##### Record extracts #####
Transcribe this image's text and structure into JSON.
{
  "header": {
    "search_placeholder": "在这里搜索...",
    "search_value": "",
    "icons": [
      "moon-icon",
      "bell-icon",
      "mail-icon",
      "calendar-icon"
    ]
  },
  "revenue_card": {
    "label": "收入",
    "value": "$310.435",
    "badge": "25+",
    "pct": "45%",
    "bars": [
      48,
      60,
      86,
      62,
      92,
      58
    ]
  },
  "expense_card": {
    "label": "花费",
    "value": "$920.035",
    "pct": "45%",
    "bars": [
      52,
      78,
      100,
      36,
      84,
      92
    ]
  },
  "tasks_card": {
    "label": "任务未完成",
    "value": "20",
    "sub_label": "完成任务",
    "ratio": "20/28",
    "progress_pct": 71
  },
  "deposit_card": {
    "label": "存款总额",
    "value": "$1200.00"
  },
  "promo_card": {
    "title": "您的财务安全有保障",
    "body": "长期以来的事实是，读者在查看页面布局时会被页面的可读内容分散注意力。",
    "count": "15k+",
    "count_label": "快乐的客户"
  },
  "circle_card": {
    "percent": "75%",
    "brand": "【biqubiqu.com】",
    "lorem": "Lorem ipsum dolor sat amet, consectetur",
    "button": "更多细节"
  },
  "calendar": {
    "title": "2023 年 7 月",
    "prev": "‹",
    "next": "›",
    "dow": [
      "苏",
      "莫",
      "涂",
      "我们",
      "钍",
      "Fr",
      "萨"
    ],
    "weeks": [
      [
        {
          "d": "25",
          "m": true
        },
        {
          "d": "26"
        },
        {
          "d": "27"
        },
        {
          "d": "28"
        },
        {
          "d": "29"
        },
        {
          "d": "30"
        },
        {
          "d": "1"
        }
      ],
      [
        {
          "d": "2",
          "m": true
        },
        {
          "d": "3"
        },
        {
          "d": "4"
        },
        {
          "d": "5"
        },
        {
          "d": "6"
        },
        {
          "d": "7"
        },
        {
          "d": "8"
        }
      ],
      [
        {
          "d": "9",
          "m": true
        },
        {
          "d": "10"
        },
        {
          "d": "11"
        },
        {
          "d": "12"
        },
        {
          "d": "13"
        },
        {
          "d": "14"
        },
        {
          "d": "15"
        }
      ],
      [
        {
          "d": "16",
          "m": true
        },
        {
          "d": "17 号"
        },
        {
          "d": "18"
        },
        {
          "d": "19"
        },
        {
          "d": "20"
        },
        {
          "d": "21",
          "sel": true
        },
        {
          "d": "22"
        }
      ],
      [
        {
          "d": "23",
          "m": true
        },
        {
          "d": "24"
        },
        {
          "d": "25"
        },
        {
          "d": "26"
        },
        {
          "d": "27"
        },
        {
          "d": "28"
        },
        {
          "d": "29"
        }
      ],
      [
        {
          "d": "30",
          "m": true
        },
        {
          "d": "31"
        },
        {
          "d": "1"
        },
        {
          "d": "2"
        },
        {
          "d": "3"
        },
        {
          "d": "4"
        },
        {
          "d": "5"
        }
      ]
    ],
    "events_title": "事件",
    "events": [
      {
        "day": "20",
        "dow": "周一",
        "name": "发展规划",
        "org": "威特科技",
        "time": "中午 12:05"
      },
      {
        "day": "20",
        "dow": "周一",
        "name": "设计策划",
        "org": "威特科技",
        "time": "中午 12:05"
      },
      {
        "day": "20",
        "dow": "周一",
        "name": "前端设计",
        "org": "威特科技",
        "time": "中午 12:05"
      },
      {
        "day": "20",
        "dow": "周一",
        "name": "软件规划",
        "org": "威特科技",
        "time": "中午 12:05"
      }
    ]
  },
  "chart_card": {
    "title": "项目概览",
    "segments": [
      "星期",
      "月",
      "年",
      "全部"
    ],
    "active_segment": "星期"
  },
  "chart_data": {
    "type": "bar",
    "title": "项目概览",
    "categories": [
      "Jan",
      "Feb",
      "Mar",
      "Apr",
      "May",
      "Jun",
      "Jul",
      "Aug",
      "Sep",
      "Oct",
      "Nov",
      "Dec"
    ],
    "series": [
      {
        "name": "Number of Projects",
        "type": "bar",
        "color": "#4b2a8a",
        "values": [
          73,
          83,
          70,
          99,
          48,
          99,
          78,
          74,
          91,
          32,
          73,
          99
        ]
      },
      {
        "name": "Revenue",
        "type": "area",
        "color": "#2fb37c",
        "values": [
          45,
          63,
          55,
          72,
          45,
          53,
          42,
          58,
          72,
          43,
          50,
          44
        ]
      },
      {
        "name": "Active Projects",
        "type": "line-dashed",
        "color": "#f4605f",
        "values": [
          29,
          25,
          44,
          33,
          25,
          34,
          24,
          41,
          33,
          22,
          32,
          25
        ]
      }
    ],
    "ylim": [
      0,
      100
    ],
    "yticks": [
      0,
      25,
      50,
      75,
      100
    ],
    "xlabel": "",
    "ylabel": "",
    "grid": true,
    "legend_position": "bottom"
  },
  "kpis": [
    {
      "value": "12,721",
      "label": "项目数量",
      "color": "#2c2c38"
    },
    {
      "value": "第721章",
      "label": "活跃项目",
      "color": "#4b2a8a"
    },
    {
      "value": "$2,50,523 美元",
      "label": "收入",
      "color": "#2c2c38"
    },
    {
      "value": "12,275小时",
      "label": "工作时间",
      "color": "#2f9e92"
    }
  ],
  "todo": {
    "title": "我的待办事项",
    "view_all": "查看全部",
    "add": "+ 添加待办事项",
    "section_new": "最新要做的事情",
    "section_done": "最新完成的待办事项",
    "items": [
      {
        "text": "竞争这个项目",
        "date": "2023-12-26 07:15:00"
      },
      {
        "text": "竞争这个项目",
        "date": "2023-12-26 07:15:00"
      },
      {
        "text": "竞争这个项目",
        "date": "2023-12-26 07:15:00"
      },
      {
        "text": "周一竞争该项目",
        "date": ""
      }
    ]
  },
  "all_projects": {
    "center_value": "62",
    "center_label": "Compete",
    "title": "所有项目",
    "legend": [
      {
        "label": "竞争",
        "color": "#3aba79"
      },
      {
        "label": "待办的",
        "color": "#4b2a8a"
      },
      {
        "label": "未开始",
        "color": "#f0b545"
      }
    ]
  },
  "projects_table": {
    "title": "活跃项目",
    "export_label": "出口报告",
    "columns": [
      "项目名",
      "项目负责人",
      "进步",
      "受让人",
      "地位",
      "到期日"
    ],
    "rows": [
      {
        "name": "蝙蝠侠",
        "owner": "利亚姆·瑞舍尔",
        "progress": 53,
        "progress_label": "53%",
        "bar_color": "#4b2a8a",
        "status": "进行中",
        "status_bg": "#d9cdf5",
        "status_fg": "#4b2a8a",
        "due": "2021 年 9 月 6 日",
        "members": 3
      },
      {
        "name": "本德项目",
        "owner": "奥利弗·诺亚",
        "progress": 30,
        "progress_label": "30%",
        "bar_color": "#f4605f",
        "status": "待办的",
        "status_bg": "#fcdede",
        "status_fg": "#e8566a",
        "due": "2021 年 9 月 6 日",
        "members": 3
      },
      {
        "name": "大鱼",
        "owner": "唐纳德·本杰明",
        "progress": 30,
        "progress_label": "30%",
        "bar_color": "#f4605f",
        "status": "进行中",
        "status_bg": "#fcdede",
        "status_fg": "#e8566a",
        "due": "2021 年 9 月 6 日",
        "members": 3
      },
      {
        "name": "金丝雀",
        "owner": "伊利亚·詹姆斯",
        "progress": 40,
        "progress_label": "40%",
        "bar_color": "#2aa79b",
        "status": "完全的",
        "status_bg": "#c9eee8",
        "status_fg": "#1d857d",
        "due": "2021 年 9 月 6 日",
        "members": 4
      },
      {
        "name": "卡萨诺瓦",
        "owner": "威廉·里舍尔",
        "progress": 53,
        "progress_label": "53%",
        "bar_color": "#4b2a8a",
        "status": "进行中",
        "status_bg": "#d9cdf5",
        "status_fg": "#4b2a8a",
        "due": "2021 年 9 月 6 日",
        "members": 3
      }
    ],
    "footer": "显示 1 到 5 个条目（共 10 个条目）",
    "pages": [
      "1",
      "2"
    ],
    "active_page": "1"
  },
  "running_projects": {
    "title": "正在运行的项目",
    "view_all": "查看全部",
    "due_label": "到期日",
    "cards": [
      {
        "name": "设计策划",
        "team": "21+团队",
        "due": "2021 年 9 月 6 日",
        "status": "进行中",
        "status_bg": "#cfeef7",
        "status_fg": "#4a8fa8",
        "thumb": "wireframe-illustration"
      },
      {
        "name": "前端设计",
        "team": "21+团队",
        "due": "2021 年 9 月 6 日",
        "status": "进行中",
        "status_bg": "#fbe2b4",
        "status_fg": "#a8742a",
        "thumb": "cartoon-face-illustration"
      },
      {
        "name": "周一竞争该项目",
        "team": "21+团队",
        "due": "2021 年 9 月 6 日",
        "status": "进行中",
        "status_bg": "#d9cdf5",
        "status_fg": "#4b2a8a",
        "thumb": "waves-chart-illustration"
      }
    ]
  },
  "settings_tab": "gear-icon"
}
#####
Goal – Which lines contain "illustration"? Copy each of them.

Solved problem –
        "thumb": "wireframe-illustration"
        "thumb": "cartoon-face-illustration"
        "thumb": "waves-chart-illustration"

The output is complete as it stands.